Return each line of the listing below, unchanged, and omit the images.

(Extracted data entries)

★ ★ ★ ★

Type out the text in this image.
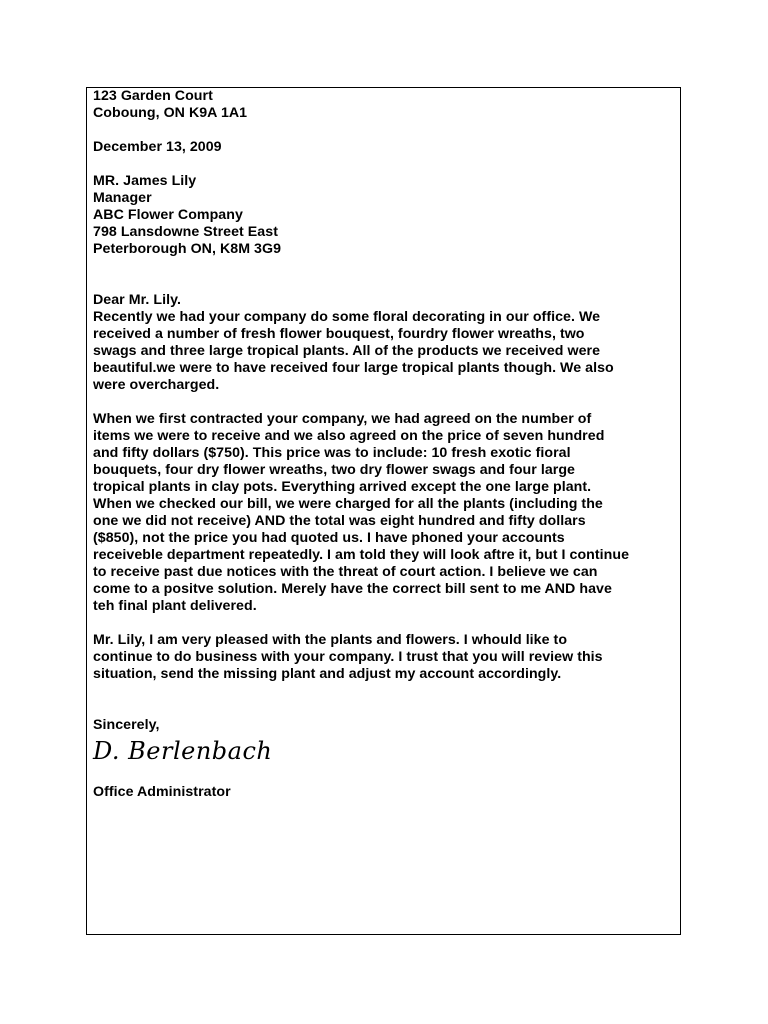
123 Garden Court
Coboung, ON K9A 1A1
December 13, 2009
MR. James Lily
Manager
ABC Flower Company
798 Lansdowne Street East
Peterborough ON, K8M 3G9
Dear Mr. Lily.
Recently we had your company do some floral decorating in our office. We
received a number of fresh flower bouquest, fourdry flower wreaths, two
swags and three large tropical plants. All of the products we received were
beautiful.we were to have received four large tropical plants though. We also
were overcharged.
When we first contracted your company, we had agreed on the number of
items we were to receive and we also agreed on the price of seven hundred
and fifty dollars ($750). This price was to include: 10 fresh exotic fioral
bouquets, four dry flower wreaths, two dry flower swags and four large
tropical plants in clay pots. Everything arrived except the one large plant.
When we checked our bill, we were charged for all the plants (including the
one we did not receive) AND the total was eight hundred and fifty dollars
($850), not the price you had quoted us. I have phoned your accounts
receiveble department repeatedly. I am told they will look aftre it, but I continue
to receive past due notices with the threat of court action. I believe we can
come to a positve solution. Merely have the correct bill sent to me AND have
teh final plant delivered.
Mr. Lily, I am very pleased with the plants and flowers. I whould like to
continue to do business with your company. I trust that you will review this
situation, send the missing plant and adjust my account accordingly.
Sincerely,
D. Berlenbach
Office Administrator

★ ★ ★ ★

▸ RESULT OF THIS TASK:
Type out the text in this image.
123 Garden Court
Coboung, ON K9A 1A1
December 13, 2009
MR. James Lily
Manager
ABC Flower Company
798 Lansdowne Street East
Peterborough ON, K8M 3G9
Dear Mr. Lily.
Recently we had your company do some floral decorating in our office. We
received a number of fresh flower bouquest, fourdry flower wreaths, two
swags and three large tropical plants. All of the products we received were
beautiful.we were to have received four large tropical plants though. We also
were overcharged.
When we first contracted your company, we had agreed on the number of
items we were to receive and we also agreed on the price of seven hundred
and fifty dollars ($750). This price was to include: 10 fresh exotic fioral
bouquets, four dry flower wreaths, two dry flower swags and four large
tropical plants in clay pots. Everything arrived except the one large plant.
When we checked our bill, we were charged for all the plants (including the
one we did not receive) AND the total was eight hundred and fifty dollars
($850), not the price you had quoted us. I have phoned your accounts
receiveble department repeatedly. I am told they will look aftre it, but I continue
to receive past due notices with the threat of court action. I believe we can
come to a positve solution. Merely have the correct bill sent to me AND have
teh final plant delivered.
Mr. Lily, I am very pleased with the plants and flowers. I whould like to
continue to do business with your company. I trust that you will review this
situation, send the missing plant and adjust my account accordingly.
Sincerely,
D. Berlenbach
Office Administrator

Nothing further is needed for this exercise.